Recorded data

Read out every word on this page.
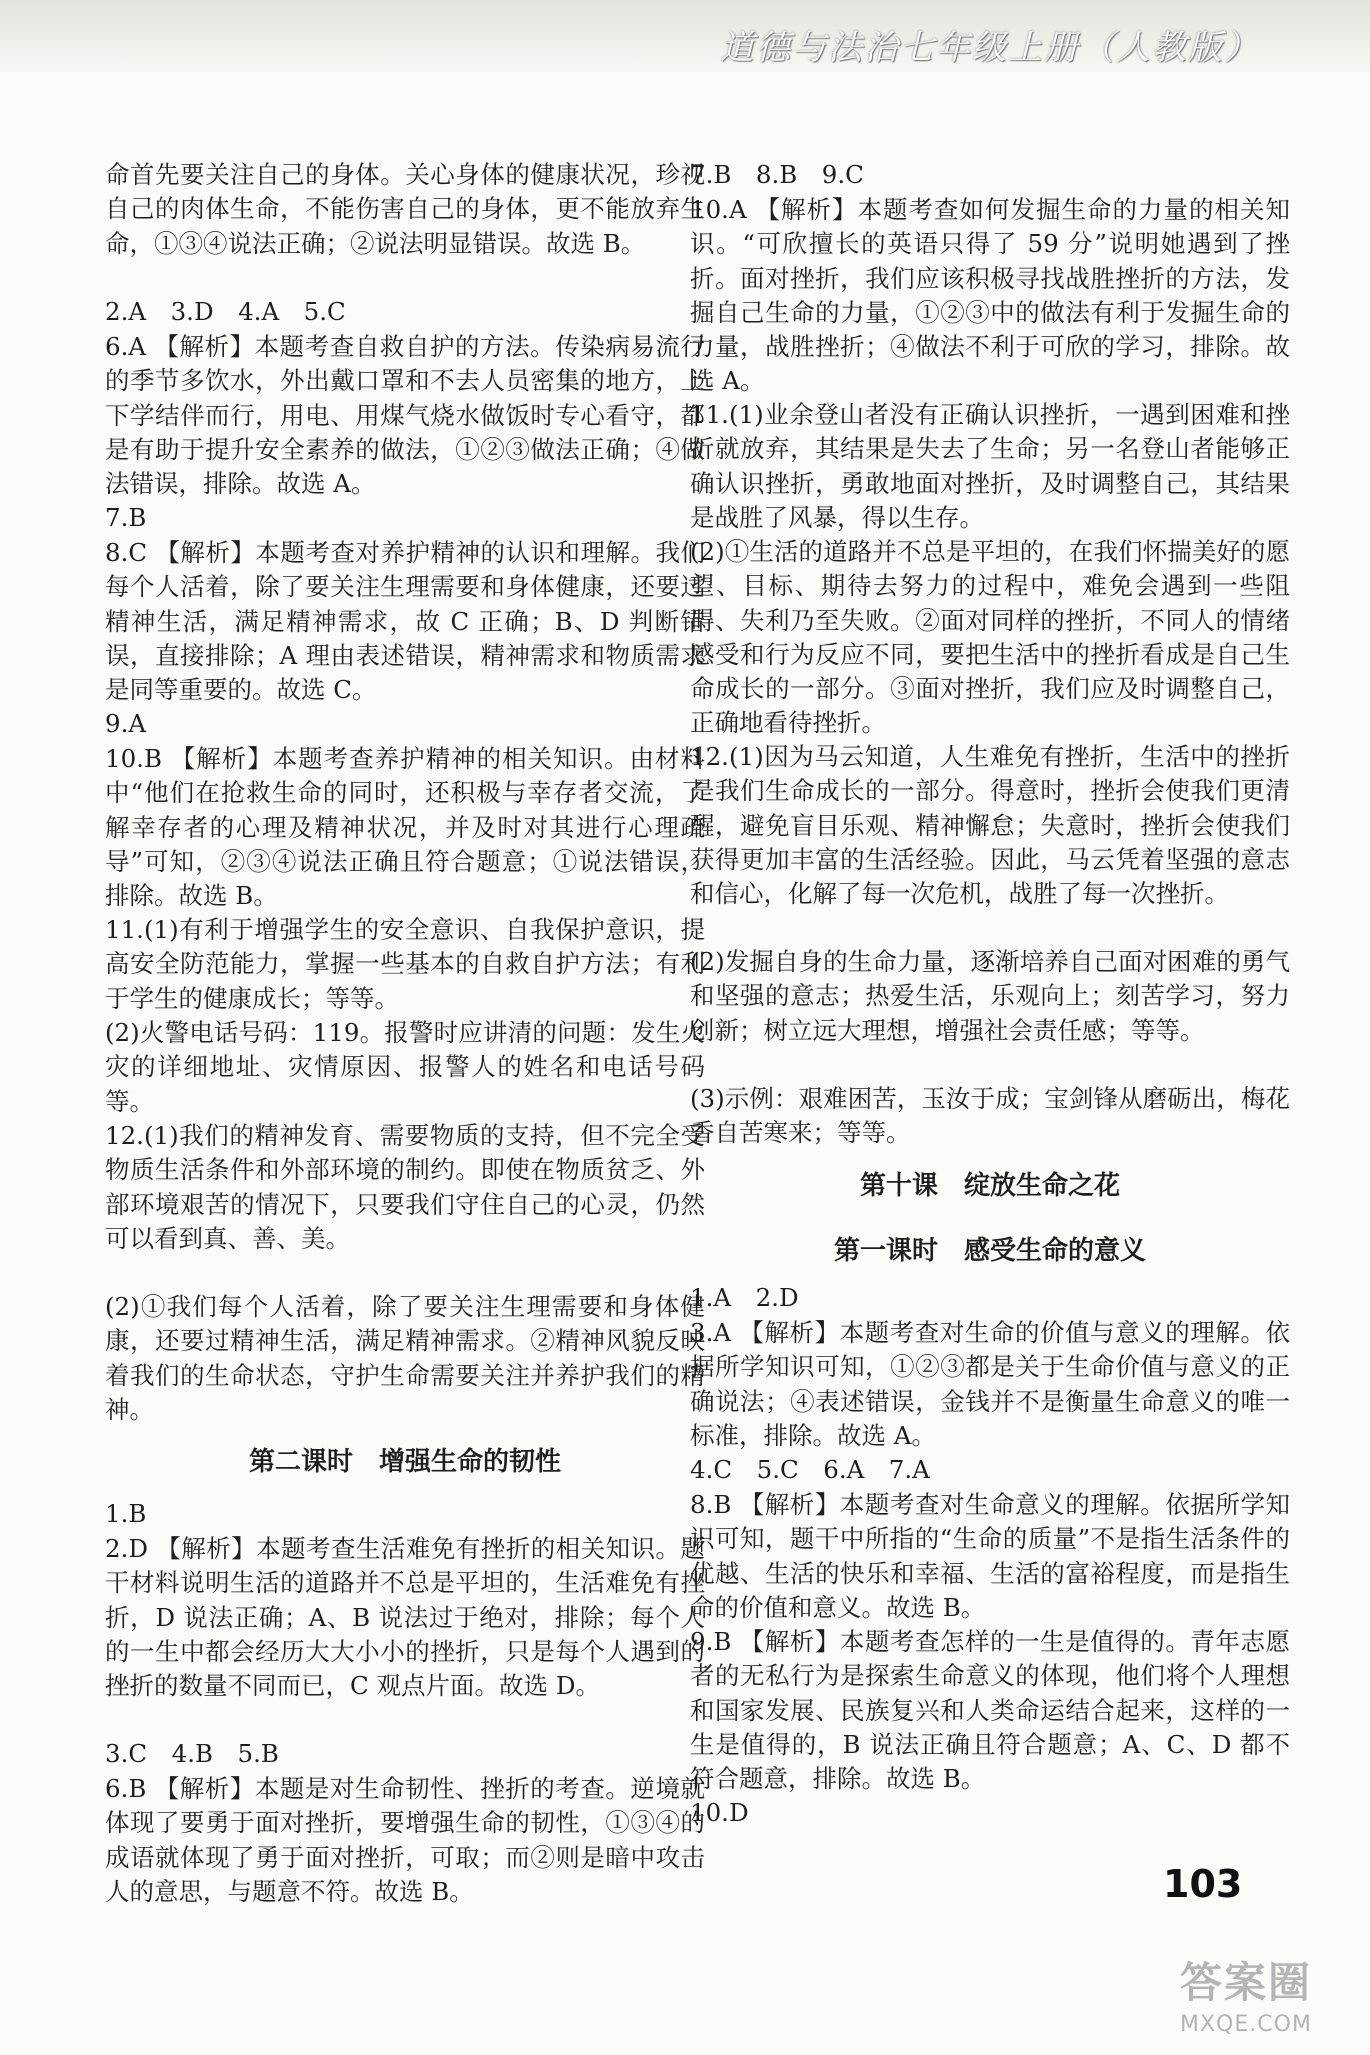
道德与法治七年级上册（人教版）

命首先要关注自己的身体。关心身体的健康状况，珍视自己的肉体生命，不能伤害自己的身体，更不能放弃生命，①③④说法正确；②说法明显错误。故选 B。

2.A　3.D　4.A　5.C

6.A 【解析】本题考查自救自护的方法。传染病易流行的季节多饮水，外出戴口罩和不去人员密集的地方，上下学结伴而行，用电、用煤气烧水做饭时专心看守，都是有助于提升安全素养的做法，①②③做法正确；④做法错误，排除。故选 A。

7.B

8.C 【解析】本题考查对养护精神的认识和理解。我们每个人活着，除了要关注生理需要和身体健康，还要过精神生活，满足精神需求，故 C 正确；B、D 判断错误，直接排除；A 理由表述错误，精神需求和物质需求是同等重要的。故选 C。

9.A

10.B 【解析】本题考查养护精神的相关知识。由材料中“他们在抢救生命的同时，还积极与幸存者交流，了解幸存者的心理及精神状况，并及时对其进行心理疏导”可知，②③④说法正确且符合题意；①说法错误，排除。故选 B。

11.(1)有利于增强学生的安全意识、自我保护意识，提高安全防范能力，掌握一些基本的自救自护方法；有利于学生的健康成长；等等。

(2)火警电话号码：119。报警时应讲清的问题：发生火灾的详细地址、灾情原因、报警人的姓名和电话号码等。

12.(1)我们的精神发育、需要物质的支持，但不完全受物质生活条件和外部环境的制约。即使在物质贫乏、外部环境艰苦的情况下，只要我们守住自己的心灵，仍然可以看到真、善、美。

(2)①我们每个人活着，除了要关注生理需要和身体健康，还要过精神生活，满足精神需求。②精神风貌反映着我们的生命状态，守护生命需要关注并养护我们的精神。

第二课时　增强生命的韧性

1.B

2.D 【解析】本题考查生活难免有挫折的相关知识。题干材料说明生活的道路并不总是平坦的，生活难免有挫折，D 说法正确；A、B 说法过于绝对，排除；每个人的一生中都会经历大大小小的挫折，只是每个人遇到的挫折的数量不同而已，C 观点片面。故选 D。

3.C　4.B　5.B

6.B 【解析】本题是对生命韧性、挫折的考查。逆境就体现了要勇于面对挫折，要增强生命的韧性，①③④的成语就体现了勇于面对挫折，可取；而②则是暗中攻击人的意思，与题意不符。故选 B。

7.B　8.B　9.C

10.A 【解析】本题考查如何发掘生命的力量的相关知识。“可欣擅长的英语只得了 59 分”说明她遇到了挫折。面对挫折，我们应该积极寻找战胜挫折的方法，发掘自己生命的力量，①②③中的做法有利于发掘生命的力量，战胜挫折；④做法不利于可欣的学习，排除。故选 A。

11.(1)业余登山者没有正确认识挫折，一遇到困难和挫折就放弃，其结果是失去了生命；另一名登山者能够正确认识挫折，勇敢地面对挫折，及时调整自己，其结果是战胜了风暴，得以生存。

(2)①生活的道路并不总是平坦的，在我们怀揣美好的愿望、目标、期待去努力的过程中，难免会遇到一些阻碍、失利乃至失败。②面对同样的挫折，不同人的情绪感受和行为反应不同，要把生活中的挫折看成是自己生命成长的一部分。③面对挫折，我们应及时调整自己，正确地看待挫折。

12.(1)因为马云知道，人生难免有挫折，生活中的挫折是我们生命成长的一部分。得意时，挫折会使我们更清醒，避免盲目乐观、精神懈怠；失意时，挫折会使我们获得更加丰富的生活经验。因此，马云凭着坚强的意志和信心，化解了每一次危机，战胜了每一次挫折。

(2)发掘自身的生命力量，逐渐培养自己面对困难的勇气和坚强的意志；热爱生活，乐观向上；刻苦学习，努力创新；树立远大理想，增强社会责任感；等等。

(3)示例：艰难困苦，玉汝于成；宝剑锋从磨砺出，梅花香自苦寒来；等等。

第十课　绽放生命之花
第一课时　感受生命的意义

1.A　2.D

3.A 【解析】本题考查对生命的价值与意义的理解。依据所学知识可知，①②③都是关于生命价值与意义的正确说法；④表述错误，金钱并不是衡量生命意义的唯一标准，排除。故选 A。

4.C　5.C　6.A　7.A

8.B 【解析】本题考查对生命意义的理解。依据所学知识可知，题干中所指的“生命的质量”不是指生活条件的优越、生活的快乐和幸福、生活的富裕程度，而是指生命的价值和意义。故选 B。

9.B 【解析】本题考查怎样的一生是值得的。青年志愿者的无私行为是探索生命意义的体现，他们将个人理想和国家发展、民族复兴和人类命运结合起来，这样的一生是值得的，B 说法正确且符合题意；A、C、D 都不符合题意，排除。故选 B。

10.D

103
答案圈
MXQE.COM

**TASK DESCRIPTION**:
Check each line of the records above for the string "满足精神需求", and report every line that has it.

**SOLUTION FOR THIS EXERCISE**:
8.C 【解析】本题考查对养护精神的认识和理解。我们每个人活着，除了要关注生理需要和身体健康，还要过精神生活，满足精神需求，故 C 正确；B、D 判断错误，直接排除；A 理由表述错误，精神需求和物质需求是同等重要的。故选 C。
(2)①我们每个人活着，除了要关注生理需要和身体健康，还要过精神生活，满足精神需求。②精神风貌反映着我们的生命状态，守护生命需要关注并养护我们的精神。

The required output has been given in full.